>> START DATA ENTRIES

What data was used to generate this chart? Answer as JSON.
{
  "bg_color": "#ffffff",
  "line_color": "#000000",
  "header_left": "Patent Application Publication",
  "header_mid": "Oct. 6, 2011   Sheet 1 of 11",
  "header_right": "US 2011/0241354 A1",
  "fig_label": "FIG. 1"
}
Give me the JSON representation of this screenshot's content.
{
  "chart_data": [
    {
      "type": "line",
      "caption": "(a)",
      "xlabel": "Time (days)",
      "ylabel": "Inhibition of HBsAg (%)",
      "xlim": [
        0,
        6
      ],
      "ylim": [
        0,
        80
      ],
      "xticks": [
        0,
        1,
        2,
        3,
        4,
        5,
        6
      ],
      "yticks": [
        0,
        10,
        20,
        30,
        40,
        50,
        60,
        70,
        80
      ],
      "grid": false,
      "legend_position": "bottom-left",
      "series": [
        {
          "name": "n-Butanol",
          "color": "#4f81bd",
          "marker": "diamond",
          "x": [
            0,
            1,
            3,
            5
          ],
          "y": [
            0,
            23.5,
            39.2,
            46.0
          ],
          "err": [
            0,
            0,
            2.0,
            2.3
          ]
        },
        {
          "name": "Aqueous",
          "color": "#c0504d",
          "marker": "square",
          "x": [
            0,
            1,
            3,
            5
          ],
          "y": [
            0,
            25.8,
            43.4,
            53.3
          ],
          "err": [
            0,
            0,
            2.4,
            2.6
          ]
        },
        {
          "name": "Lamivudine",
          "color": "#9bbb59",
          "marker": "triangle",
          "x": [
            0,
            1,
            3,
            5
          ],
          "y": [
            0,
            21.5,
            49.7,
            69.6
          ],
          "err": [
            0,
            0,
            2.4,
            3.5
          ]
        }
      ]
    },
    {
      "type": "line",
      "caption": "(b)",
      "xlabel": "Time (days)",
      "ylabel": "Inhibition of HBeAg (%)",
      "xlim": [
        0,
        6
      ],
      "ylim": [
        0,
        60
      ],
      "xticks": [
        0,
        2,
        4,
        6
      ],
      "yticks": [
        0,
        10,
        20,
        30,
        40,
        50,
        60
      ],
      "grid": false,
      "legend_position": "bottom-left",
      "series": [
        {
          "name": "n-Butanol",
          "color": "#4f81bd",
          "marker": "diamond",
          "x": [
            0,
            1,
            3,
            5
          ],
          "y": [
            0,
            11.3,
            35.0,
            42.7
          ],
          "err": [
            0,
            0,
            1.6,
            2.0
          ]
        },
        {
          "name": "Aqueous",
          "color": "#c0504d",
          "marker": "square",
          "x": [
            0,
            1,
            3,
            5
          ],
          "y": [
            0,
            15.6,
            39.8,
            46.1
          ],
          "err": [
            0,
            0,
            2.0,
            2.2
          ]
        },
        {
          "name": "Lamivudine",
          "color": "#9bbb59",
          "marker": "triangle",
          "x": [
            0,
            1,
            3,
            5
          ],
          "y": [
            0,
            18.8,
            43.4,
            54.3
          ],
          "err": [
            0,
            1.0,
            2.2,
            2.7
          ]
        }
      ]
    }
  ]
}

>> END DATA ENTRIES

WORK TO COMPLETE = Copy all the lines, exactly.

COMPLETED TASK =
What data was used to generate this chart? Answer as JSON.
{
  "bg_color": "#ffffff",
  "line_color": "#000000",
  "header_left": "Patent Application Publication",
  "header_mid": "Oct. 6, 2011   Sheet 1 of 11",
  "header_right": "US 2011/0241354 A1",
  "fig_label": "FIG. 1"
}
Give me the JSON representation of this screenshot's content.
{
  "chart_data": [
    {
      "type": "line",
      "caption": "(a)",
      "xlabel": "Time (days)",
      "ylabel": "Inhibition of HBsAg (%)",
      "xlim": [
        0,
        6
      ],
      "ylim": [
        0,
        80
      ],
      "xticks": [
        0,
        1,
        2,
        3,
        4,
        5,
        6
      ],
      "yticks": [
        0,
        10,
        20,
        30,
        40,
        50,
        60,
        70,
        80
      ],
      "grid": false,
      "legend_position": "bottom-left",
      "series": [
        {
          "name": "n-Butanol",
          "color": "#4f81bd",
          "marker": "diamond",
          "x": [
            0,
            1,
            3,
            5
          ],
          "y": [
            0,
            23.5,
            39.2,
            46.0
          ],
          "err": [
            0,
            0,
            2.0,
            2.3
          ]
        },
        {
          "name": "Aqueous",
          "color": "#c0504d",
          "marker": "square",
          "x": [
            0,
            1,
            3,
            5
          ],
          "y": [
            0,
            25.8,
            43.4,
            53.3
          ],
          "err": [
            0,
            0,
            2.4,
            2.6
          ]
        },
        {
          "name": "Lamivudine",
          "color": "#9bbb59",
          "marker": "triangle",
          "x": [
            0,
            1,
            3,
            5
          ],
          "y": [
            0,
            21.5,
            49.7,
            69.6
          ],
          "err": [
            0,
            0,
            2.4,
            3.5
          ]
        }
      ]
    },
    {
      "type": "line",
      "caption": "(b)",
      "xlabel": "Time (days)",
      "ylabel": "Inhibition of HBeAg (%)",
      "xlim": [
        0,
        6
      ],
      "ylim": [
        0,
        60
      ],
      "xticks": [
        0,
        2,
        4,
        6
      ],
      "yticks": [
        0,
        10,
        20,
        30,
        40,
        50,
        60
      ],
      "grid": false,
      "legend_position": "bottom-left",
      "series": [
        {
          "name": "n-Butanol",
          "color": "#4f81bd",
          "marker": "diamond",
          "x": [
            0,
            1,
            3,
            5
          ],
          "y": [
            0,
            11.3,
            35.0,
            42.7
          ],
          "err": [
            0,
            0,
            1.6,
            2.0
          ]
        },
        {
          "name": "Aqueous",
          "color": "#c0504d",
          "marker": "square",
          "x": [
            0,
            1,
            3,
            5
          ],
          "y": [
            0,
            15.6,
            39.8,
            46.1
          ],
          "err": [
            0,
            0,
            2.0,
            2.2
          ]
        },
        {
          "name": "Lamivudine",
          "color": "#9bbb59",
          "marker": "triangle",
          "x": [
            0,
            1,
            3,
            5
          ],
          "y": [
            0,
            18.8,
            43.4,
            54.3
          ],
          "err": [
            0,
            1.0,
            2.2,
            2.7
          ]
        }
      ]
    }
  ]
}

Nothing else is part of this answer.